═════ Entries

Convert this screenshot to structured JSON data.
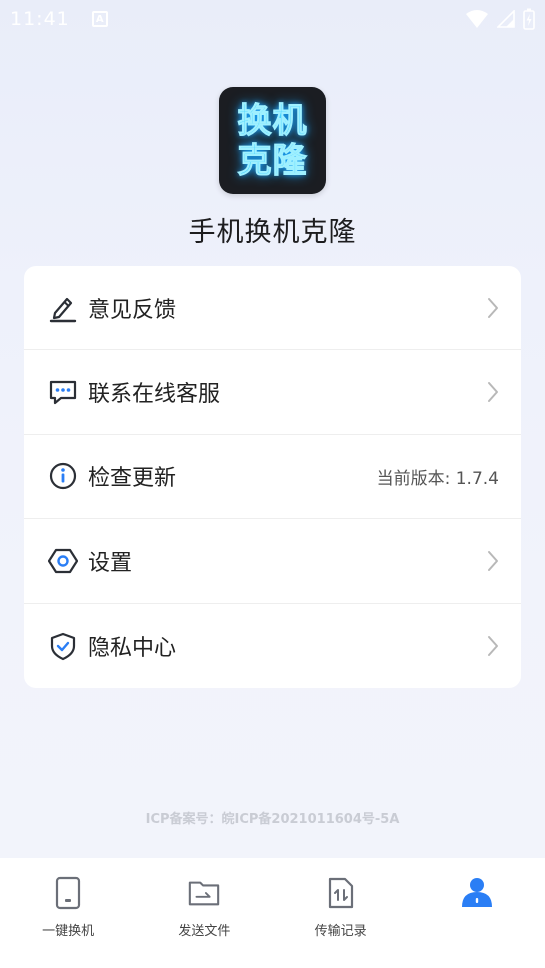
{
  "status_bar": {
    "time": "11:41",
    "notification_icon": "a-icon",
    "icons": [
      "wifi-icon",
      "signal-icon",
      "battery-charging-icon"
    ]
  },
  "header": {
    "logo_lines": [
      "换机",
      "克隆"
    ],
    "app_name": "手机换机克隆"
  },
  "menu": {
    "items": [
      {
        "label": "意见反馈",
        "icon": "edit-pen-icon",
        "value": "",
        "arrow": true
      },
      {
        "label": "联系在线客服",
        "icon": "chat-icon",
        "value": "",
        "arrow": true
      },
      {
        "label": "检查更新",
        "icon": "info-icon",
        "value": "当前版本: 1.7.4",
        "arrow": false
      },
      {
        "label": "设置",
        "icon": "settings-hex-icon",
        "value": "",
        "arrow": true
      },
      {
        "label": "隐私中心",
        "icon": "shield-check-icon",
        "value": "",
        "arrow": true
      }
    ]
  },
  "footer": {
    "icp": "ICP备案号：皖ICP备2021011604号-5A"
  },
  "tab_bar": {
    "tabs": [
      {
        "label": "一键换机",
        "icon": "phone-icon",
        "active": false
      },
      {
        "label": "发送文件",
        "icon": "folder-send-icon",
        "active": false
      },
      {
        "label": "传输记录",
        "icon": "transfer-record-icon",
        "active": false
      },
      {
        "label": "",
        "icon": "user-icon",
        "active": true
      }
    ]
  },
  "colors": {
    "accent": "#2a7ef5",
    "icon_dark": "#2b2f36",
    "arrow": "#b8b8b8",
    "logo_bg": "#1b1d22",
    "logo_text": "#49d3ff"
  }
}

══════════

What is asked | From the material above, copy everything exactly but the pictures.

The response |
Convert this screenshot to structured JSON data.
{
  "status_bar": {
    "time": "11:41",
    "notification_icon": "a-icon",
    "icons": [
      "wifi-icon",
      "signal-icon",
      "battery-charging-icon"
    ]
  },
  "header": {
    "logo_lines": [
      "换机",
      "克隆"
    ],
    "app_name": "手机换机克隆"
  },
  "menu": {
    "items": [
      {
        "label": "意见反馈",
        "icon": "edit-pen-icon",
        "value": "",
        "arrow": true
      },
      {
        "label": "联系在线客服",
        "icon": "chat-icon",
        "value": "",
        "arrow": true
      },
      {
        "label": "检查更新",
        "icon": "info-icon",
        "value": "当前版本: 1.7.4",
        "arrow": false
      },
      {
        "label": "设置",
        "icon": "settings-hex-icon",
        "value": "",
        "arrow": true
      },
      {
        "label": "隐私中心",
        "icon": "shield-check-icon",
        "value": "",
        "arrow": true
      }
    ]
  },
  "footer": {
    "icp": "ICP备案号：皖ICP备2021011604号-5A"
  },
  "tab_bar": {
    "tabs": [
      {
        "label": "一键换机",
        "icon": "phone-icon",
        "active": false
      },
      {
        "label": "发送文件",
        "icon": "folder-send-icon",
        "active": false
      },
      {
        "label": "传输记录",
        "icon": "transfer-record-icon",
        "active": false
      },
      {
        "label": "",
        "icon": "user-icon",
        "active": true
      }
    ]
  },
  "colors": {
    "accent": "#2a7ef5",
    "icon_dark": "#2b2f36",
    "arrow": "#b8b8b8",
    "logo_bg": "#1b1d22",
    "logo_text": "#49d3ff"
  }
}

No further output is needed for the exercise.